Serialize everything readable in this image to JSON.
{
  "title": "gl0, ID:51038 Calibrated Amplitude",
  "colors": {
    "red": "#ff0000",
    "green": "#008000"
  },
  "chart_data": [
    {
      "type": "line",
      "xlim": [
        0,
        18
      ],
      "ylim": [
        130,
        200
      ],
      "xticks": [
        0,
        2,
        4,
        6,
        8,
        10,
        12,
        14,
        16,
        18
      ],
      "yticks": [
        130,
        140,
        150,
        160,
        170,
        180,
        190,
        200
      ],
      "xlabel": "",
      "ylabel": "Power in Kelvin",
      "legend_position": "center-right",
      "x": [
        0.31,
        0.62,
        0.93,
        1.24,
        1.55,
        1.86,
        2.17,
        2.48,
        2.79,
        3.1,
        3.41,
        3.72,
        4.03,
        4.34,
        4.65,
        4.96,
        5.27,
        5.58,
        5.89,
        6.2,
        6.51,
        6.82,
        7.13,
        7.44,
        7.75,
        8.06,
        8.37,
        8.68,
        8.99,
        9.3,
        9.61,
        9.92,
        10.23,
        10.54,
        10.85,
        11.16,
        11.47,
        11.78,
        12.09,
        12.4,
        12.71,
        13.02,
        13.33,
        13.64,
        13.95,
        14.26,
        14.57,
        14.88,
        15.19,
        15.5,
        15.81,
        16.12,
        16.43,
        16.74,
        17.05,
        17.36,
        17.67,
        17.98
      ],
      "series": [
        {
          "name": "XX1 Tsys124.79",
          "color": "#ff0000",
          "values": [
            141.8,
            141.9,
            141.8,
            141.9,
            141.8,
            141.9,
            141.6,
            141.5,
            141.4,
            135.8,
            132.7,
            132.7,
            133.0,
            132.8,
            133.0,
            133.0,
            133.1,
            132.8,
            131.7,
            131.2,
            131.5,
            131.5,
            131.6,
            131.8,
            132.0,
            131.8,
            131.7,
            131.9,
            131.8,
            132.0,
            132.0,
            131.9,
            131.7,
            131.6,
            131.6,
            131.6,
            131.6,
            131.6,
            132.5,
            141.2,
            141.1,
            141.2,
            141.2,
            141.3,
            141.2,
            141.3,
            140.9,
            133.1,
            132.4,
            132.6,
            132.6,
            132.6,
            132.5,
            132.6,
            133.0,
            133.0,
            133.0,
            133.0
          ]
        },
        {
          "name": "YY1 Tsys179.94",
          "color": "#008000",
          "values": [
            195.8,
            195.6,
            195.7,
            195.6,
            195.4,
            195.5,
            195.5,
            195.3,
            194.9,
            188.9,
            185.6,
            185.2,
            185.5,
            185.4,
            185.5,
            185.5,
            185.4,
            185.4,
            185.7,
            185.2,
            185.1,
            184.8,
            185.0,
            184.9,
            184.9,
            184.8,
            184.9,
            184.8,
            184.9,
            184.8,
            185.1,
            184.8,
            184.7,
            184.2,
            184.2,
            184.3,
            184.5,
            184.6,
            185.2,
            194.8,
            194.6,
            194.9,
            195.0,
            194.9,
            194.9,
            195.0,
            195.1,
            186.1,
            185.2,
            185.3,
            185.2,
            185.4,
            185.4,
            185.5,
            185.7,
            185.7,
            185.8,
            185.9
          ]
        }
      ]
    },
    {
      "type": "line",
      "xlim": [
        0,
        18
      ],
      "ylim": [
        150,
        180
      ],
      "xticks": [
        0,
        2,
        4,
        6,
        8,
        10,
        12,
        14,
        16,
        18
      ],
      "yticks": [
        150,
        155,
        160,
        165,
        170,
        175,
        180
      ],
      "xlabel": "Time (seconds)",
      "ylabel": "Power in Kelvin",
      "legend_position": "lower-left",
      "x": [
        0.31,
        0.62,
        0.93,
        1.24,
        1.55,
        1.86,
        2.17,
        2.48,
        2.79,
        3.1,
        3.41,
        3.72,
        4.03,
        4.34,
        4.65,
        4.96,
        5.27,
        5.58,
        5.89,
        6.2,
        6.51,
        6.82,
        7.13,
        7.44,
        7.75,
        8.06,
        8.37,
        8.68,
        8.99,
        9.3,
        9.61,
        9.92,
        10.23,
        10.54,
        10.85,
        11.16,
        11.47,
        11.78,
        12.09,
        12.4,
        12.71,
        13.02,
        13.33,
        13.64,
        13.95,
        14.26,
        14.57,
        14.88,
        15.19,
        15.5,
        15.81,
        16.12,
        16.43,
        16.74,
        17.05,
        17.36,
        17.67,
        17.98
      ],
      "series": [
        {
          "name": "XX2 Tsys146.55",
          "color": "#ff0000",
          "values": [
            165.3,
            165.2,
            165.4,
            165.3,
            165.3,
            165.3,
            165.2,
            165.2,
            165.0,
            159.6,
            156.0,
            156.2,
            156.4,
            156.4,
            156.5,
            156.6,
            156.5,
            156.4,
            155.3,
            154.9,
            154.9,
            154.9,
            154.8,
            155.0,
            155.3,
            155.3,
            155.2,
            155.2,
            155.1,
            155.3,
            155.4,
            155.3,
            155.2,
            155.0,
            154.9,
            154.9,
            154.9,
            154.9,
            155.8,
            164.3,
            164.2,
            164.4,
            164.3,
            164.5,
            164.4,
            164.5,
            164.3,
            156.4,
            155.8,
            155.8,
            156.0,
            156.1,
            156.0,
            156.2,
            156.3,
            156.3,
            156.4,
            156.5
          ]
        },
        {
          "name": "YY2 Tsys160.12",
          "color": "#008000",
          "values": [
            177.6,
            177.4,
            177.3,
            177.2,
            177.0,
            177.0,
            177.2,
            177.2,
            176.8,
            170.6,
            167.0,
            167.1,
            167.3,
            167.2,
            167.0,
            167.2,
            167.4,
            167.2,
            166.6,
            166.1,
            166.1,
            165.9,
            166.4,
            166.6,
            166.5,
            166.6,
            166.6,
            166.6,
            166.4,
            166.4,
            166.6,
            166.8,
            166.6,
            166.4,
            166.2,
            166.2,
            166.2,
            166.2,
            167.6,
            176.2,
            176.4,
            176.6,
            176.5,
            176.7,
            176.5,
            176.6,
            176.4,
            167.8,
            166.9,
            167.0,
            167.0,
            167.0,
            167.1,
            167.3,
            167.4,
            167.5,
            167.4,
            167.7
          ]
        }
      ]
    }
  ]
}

**Do this:**
Extract each entry in full and write it down exactly.

**Exercise response:**
Serialize everything readable in this image to JSON.
{
  "title": "gl0, ID:51038 Calibrated Amplitude",
  "colors": {
    "red": "#ff0000",
    "green": "#008000"
  },
  "chart_data": [
    {
      "type": "line",
      "xlim": [
        0,
        18
      ],
      "ylim": [
        130,
        200
      ],
      "xticks": [
        0,
        2,
        4,
        6,
        8,
        10,
        12,
        14,
        16,
        18
      ],
      "yticks": [
        130,
        140,
        150,
        160,
        170,
        180,
        190,
        200
      ],
      "xlabel": "",
      "ylabel": "Power in Kelvin",
      "legend_position": "center-right",
      "x": [
        0.31,
        0.62,
        0.93,
        1.24,
        1.55,
        1.86,
        2.17,
        2.48,
        2.79,
        3.1,
        3.41,
        3.72,
        4.03,
        4.34,
        4.65,
        4.96,
        5.27,
        5.58,
        5.89,
        6.2,
        6.51,
        6.82,
        7.13,
        7.44,
        7.75,
        8.06,
        8.37,
        8.68,
        8.99,
        9.3,
        9.61,
        9.92,
        10.23,
        10.54,
        10.85,
        11.16,
        11.47,
        11.78,
        12.09,
        12.4,
        12.71,
        13.02,
        13.33,
        13.64,
        13.95,
        14.26,
        14.57,
        14.88,
        15.19,
        15.5,
        15.81,
        16.12,
        16.43,
        16.74,
        17.05,
        17.36,
        17.67,
        17.98
      ],
      "series": [
        {
          "name": "XX1 Tsys124.79",
          "color": "#ff0000",
          "values": [
            141.8,
            141.9,
            141.8,
            141.9,
            141.8,
            141.9,
            141.6,
            141.5,
            141.4,
            135.8,
            132.7,
            132.7,
            133.0,
            132.8,
            133.0,
            133.0,
            133.1,
            132.8,
            131.7,
            131.2,
            131.5,
            131.5,
            131.6,
            131.8,
            132.0,
            131.8,
            131.7,
            131.9,
            131.8,
            132.0,
            132.0,
            131.9,
            131.7,
            131.6,
            131.6,
            131.6,
            131.6,
            131.6,
            132.5,
            141.2,
            141.1,
            141.2,
            141.2,
            141.3,
            141.2,
            141.3,
            140.9,
            133.1,
            132.4,
            132.6,
            132.6,
            132.6,
            132.5,
            132.6,
            133.0,
            133.0,
            133.0,
            133.0
          ]
        },
        {
          "name": "YY1 Tsys179.94",
          "color": "#008000",
          "values": [
            195.8,
            195.6,
            195.7,
            195.6,
            195.4,
            195.5,
            195.5,
            195.3,
            194.9,
            188.9,
            185.6,
            185.2,
            185.5,
            185.4,
            185.5,
            185.5,
            185.4,
            185.4,
            185.7,
            185.2,
            185.1,
            184.8,
            185.0,
            184.9,
            184.9,
            184.8,
            184.9,
            184.8,
            184.9,
            184.8,
            185.1,
            184.8,
            184.7,
            184.2,
            184.2,
            184.3,
            184.5,
            184.6,
            185.2,
            194.8,
            194.6,
            194.9,
            195.0,
            194.9,
            194.9,
            195.0,
            195.1,
            186.1,
            185.2,
            185.3,
            185.2,
            185.4,
            185.4,
            185.5,
            185.7,
            185.7,
            185.8,
            185.9
          ]
        }
      ]
    },
    {
      "type": "line",
      "xlim": [
        0,
        18
      ],
      "ylim": [
        150,
        180
      ],
      "xticks": [
        0,
        2,
        4,
        6,
        8,
        10,
        12,
        14,
        16,
        18
      ],
      "yticks": [
        150,
        155,
        160,
        165,
        170,
        175,
        180
      ],
      "xlabel": "Time (seconds)",
      "ylabel": "Power in Kelvin",
      "legend_position": "lower-left",
      "x": [
        0.31,
        0.62,
        0.93,
        1.24,
        1.55,
        1.86,
        2.17,
        2.48,
        2.79,
        3.1,
        3.41,
        3.72,
        4.03,
        4.34,
        4.65,
        4.96,
        5.27,
        5.58,
        5.89,
        6.2,
        6.51,
        6.82,
        7.13,
        7.44,
        7.75,
        8.06,
        8.37,
        8.68,
        8.99,
        9.3,
        9.61,
        9.92,
        10.23,
        10.54,
        10.85,
        11.16,
        11.47,
        11.78,
        12.09,
        12.4,
        12.71,
        13.02,
        13.33,
        13.64,
        13.95,
        14.26,
        14.57,
        14.88,
        15.19,
        15.5,
        15.81,
        16.12,
        16.43,
        16.74,
        17.05,
        17.36,
        17.67,
        17.98
      ],
      "series": [
        {
          "name": "XX2 Tsys146.55",
          "color": "#ff0000",
          "values": [
            165.3,
            165.2,
            165.4,
            165.3,
            165.3,
            165.3,
            165.2,
            165.2,
            165.0,
            159.6,
            156.0,
            156.2,
            156.4,
            156.4,
            156.5,
            156.6,
            156.5,
            156.4,
            155.3,
            154.9,
            154.9,
            154.9,
            154.8,
            155.0,
            155.3,
            155.3,
            155.2,
            155.2,
            155.1,
            155.3,
            155.4,
            155.3,
            155.2,
            155.0,
            154.9,
            154.9,
            154.9,
            154.9,
            155.8,
            164.3,
            164.2,
            164.4,
            164.3,
            164.5,
            164.4,
            164.5,
            164.3,
            156.4,
            155.8,
            155.8,
            156.0,
            156.1,
            156.0,
            156.2,
            156.3,
            156.3,
            156.4,
            156.5
          ]
        },
        {
          "name": "YY2 Tsys160.12",
          "color": "#008000",
          "values": [
            177.6,
            177.4,
            177.3,
            177.2,
            177.0,
            177.0,
            177.2,
            177.2,
            176.8,
            170.6,
            167.0,
            167.1,
            167.3,
            167.2,
            167.0,
            167.2,
            167.4,
            167.2,
            166.6,
            166.1,
            166.1,
            165.9,
            166.4,
            166.6,
            166.5,
            166.6,
            166.6,
            166.6,
            166.4,
            166.4,
            166.6,
            166.8,
            166.6,
            166.4,
            166.2,
            166.2,
            166.2,
            166.2,
            167.6,
            176.2,
            176.4,
            176.6,
            176.5,
            176.7,
            176.5,
            176.6,
            176.4,
            167.8,
            166.9,
            167.0,
            167.0,
            167.0,
            167.1,
            167.3,
            167.4,
            167.5,
            167.4,
            167.7
          ]
        }
      ]
    }
  ]
}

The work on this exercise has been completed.